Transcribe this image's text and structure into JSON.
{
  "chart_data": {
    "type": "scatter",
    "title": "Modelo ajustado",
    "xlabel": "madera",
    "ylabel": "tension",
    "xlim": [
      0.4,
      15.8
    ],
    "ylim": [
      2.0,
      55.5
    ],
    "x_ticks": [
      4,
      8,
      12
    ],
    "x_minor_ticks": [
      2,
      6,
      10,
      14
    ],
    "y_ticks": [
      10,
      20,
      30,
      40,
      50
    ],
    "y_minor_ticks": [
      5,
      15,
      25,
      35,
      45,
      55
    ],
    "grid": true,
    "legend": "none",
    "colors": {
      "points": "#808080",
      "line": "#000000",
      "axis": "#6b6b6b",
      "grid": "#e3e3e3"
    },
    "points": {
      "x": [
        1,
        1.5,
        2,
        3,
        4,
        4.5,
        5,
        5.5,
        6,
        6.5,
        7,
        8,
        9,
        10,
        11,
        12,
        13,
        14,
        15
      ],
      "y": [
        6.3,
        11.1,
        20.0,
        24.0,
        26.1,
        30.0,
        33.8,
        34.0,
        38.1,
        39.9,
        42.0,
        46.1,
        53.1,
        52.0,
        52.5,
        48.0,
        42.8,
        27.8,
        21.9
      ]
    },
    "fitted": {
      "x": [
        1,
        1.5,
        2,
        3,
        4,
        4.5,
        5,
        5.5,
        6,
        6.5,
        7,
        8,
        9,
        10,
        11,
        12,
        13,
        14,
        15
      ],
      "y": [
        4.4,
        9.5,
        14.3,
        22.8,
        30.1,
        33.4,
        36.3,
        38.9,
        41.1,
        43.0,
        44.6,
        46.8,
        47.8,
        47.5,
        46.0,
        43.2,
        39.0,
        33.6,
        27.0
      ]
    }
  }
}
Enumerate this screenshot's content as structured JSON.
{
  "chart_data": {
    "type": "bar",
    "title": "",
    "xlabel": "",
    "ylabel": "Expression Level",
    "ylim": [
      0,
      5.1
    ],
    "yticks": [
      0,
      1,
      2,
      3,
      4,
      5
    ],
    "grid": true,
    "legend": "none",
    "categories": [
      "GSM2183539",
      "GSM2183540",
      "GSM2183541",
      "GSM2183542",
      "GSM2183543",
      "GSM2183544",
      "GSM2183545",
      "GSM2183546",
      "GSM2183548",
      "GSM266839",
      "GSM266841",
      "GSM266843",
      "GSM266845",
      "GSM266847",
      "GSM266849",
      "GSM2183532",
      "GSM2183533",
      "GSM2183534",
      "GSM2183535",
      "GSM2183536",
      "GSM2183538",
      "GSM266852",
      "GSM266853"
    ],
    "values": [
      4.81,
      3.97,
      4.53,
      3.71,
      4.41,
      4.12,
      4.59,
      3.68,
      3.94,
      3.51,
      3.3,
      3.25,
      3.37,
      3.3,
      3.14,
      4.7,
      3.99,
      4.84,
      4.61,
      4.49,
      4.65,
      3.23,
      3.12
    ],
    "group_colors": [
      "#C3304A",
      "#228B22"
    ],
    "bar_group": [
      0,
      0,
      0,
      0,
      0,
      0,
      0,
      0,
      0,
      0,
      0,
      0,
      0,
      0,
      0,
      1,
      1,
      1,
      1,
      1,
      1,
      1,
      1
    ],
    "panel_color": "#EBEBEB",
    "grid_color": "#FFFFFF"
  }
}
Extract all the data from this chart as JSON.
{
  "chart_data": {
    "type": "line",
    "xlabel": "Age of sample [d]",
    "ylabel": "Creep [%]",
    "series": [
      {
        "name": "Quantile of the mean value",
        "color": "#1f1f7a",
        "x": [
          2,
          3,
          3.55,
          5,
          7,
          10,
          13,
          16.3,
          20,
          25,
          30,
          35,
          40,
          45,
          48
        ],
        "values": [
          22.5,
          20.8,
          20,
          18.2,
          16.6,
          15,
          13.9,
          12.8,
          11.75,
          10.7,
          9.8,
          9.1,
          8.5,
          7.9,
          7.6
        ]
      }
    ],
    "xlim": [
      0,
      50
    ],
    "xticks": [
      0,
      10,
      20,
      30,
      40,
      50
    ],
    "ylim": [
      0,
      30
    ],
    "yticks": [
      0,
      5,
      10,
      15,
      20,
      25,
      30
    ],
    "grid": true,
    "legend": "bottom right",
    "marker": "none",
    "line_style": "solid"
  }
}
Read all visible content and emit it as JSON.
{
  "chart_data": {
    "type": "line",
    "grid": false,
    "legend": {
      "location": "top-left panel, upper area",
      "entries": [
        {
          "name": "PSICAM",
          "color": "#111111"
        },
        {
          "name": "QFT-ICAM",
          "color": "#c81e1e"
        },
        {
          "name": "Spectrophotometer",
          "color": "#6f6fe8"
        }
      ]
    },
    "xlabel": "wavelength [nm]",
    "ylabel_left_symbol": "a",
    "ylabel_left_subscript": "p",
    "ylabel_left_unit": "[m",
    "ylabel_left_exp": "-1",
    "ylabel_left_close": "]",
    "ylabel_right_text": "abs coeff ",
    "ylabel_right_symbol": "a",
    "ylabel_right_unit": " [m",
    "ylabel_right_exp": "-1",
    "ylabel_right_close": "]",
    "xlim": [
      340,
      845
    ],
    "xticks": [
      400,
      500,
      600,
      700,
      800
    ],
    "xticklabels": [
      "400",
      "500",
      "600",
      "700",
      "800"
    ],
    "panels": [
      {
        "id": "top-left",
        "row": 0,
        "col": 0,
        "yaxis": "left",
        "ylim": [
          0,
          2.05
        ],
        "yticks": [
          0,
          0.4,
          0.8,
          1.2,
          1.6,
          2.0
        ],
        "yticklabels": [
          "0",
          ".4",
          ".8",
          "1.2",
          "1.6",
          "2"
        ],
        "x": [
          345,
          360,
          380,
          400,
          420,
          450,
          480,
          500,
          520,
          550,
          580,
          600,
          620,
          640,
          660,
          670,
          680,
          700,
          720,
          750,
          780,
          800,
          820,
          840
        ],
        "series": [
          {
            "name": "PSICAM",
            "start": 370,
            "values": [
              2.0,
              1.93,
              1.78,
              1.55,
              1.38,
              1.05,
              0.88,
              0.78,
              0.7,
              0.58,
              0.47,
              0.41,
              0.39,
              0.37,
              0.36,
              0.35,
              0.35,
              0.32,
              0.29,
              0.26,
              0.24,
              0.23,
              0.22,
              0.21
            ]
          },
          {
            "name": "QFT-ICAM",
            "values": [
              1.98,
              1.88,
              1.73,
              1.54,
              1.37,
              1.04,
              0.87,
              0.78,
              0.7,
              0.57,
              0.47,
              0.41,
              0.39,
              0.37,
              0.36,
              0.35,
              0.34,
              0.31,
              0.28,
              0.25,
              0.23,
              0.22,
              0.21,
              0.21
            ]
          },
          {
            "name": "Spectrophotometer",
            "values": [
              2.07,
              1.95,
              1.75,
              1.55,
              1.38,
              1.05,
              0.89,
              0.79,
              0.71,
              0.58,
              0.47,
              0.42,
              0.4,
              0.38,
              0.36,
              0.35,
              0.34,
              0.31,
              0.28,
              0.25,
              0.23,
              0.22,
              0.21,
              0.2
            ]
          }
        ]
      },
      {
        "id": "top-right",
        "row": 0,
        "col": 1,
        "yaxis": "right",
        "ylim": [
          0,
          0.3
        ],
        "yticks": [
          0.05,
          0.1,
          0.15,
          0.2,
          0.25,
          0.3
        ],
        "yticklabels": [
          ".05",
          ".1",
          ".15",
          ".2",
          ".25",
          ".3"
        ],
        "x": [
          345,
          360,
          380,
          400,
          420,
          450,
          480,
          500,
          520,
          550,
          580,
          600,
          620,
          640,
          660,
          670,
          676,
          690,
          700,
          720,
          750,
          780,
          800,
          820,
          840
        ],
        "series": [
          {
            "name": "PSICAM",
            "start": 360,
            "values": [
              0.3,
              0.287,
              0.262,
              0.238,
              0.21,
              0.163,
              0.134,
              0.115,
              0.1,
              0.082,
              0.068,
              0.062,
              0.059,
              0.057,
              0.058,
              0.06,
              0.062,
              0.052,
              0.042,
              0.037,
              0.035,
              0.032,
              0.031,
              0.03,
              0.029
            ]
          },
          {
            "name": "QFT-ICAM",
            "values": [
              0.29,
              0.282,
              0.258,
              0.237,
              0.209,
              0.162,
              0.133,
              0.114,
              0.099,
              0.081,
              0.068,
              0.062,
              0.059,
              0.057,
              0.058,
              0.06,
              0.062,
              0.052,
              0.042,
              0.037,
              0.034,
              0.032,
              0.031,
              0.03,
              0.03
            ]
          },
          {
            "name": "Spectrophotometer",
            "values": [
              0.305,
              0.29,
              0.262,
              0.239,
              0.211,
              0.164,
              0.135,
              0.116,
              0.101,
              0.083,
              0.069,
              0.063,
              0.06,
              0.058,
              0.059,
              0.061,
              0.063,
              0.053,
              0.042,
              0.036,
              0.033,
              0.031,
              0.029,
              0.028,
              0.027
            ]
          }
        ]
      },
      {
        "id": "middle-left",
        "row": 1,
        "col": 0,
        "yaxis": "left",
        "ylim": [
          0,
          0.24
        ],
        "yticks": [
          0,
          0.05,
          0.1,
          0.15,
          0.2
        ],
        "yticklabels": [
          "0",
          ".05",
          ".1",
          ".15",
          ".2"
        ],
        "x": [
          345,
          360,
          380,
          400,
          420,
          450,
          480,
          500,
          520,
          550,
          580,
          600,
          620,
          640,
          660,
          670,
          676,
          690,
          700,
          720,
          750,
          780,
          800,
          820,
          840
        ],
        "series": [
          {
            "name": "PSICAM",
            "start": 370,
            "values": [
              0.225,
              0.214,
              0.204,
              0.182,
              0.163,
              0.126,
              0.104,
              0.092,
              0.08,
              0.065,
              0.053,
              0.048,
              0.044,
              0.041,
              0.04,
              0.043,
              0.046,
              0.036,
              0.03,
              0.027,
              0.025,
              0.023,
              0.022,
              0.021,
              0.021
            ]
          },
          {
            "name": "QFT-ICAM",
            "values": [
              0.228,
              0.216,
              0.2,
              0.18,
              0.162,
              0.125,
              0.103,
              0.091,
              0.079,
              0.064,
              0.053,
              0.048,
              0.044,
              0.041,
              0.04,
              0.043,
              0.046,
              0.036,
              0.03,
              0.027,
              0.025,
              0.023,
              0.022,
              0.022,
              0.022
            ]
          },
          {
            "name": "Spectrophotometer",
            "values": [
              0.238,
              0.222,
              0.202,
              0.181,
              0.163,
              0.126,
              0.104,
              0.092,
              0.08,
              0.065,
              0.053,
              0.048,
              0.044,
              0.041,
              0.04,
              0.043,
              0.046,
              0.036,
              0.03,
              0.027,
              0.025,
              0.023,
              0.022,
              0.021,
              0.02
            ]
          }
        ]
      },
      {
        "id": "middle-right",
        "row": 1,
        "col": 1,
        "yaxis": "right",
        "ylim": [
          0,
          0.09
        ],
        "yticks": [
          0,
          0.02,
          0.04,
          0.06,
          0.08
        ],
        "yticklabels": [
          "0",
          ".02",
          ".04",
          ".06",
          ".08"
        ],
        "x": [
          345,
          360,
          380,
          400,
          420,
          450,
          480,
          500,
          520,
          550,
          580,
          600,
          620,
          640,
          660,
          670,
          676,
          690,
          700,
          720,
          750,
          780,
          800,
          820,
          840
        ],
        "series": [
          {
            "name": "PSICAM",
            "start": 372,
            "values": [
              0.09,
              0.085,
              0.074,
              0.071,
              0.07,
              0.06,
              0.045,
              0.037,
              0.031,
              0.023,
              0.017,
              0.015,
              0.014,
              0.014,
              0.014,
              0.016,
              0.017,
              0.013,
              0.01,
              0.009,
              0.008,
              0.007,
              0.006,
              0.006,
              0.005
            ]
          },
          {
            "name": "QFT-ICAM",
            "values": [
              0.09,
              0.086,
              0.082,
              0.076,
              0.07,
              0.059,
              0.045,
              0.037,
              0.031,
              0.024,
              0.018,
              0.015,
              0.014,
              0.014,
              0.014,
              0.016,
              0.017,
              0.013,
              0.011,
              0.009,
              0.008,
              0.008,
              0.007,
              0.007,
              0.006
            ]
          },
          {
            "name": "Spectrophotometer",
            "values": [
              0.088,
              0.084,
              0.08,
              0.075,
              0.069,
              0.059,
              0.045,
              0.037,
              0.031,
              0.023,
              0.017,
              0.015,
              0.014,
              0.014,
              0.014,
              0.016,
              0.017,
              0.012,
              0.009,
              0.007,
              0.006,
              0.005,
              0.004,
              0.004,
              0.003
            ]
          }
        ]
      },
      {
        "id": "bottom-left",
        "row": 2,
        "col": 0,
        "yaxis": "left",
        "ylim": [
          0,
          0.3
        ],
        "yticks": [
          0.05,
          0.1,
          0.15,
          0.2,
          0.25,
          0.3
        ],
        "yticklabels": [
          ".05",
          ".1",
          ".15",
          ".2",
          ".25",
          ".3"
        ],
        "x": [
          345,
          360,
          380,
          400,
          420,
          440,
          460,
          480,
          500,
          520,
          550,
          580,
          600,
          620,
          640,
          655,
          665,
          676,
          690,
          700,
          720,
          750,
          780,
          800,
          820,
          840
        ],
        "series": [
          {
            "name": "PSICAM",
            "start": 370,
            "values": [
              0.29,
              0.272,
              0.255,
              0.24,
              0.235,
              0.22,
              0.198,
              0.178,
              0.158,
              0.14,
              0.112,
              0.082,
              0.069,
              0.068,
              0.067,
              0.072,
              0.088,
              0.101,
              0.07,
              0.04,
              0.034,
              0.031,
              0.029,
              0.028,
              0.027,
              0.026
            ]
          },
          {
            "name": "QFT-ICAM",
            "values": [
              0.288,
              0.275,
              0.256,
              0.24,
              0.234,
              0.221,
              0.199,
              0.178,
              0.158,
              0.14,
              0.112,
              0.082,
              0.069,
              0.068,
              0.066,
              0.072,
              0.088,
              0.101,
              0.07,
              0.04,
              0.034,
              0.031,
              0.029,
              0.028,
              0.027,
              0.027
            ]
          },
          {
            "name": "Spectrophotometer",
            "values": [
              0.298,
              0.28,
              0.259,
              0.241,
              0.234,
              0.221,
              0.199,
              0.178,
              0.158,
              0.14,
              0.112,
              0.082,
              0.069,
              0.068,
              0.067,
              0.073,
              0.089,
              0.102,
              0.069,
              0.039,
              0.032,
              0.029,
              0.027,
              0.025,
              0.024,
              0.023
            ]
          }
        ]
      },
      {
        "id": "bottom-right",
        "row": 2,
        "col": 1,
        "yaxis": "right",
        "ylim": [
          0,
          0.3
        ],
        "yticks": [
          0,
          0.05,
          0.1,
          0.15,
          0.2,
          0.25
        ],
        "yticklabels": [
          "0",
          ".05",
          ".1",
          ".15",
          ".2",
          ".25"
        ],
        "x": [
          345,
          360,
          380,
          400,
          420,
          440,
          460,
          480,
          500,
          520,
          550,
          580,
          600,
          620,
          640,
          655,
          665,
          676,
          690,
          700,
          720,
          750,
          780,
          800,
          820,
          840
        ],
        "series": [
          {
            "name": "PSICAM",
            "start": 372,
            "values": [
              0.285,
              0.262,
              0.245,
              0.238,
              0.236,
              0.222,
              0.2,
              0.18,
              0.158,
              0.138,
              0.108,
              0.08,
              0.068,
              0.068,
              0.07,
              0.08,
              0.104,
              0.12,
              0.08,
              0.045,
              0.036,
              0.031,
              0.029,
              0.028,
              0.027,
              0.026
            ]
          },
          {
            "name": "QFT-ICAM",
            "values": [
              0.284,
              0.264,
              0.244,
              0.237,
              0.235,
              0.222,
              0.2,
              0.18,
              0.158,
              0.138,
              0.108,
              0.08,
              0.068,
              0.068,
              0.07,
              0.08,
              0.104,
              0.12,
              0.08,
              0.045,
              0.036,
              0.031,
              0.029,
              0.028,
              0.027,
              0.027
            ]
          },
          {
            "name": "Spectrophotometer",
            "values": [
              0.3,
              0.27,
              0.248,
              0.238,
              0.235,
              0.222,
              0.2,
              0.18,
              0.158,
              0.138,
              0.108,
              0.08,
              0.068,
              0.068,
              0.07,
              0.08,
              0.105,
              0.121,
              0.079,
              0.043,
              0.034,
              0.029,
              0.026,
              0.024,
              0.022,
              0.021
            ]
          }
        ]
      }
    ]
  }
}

§ **Your objective**:
Find "type". Copy every line it occurs in.

§ **Full response**:
    "type": "scatter",
    "type": "bar",
    "type": "line",
    "type": "line",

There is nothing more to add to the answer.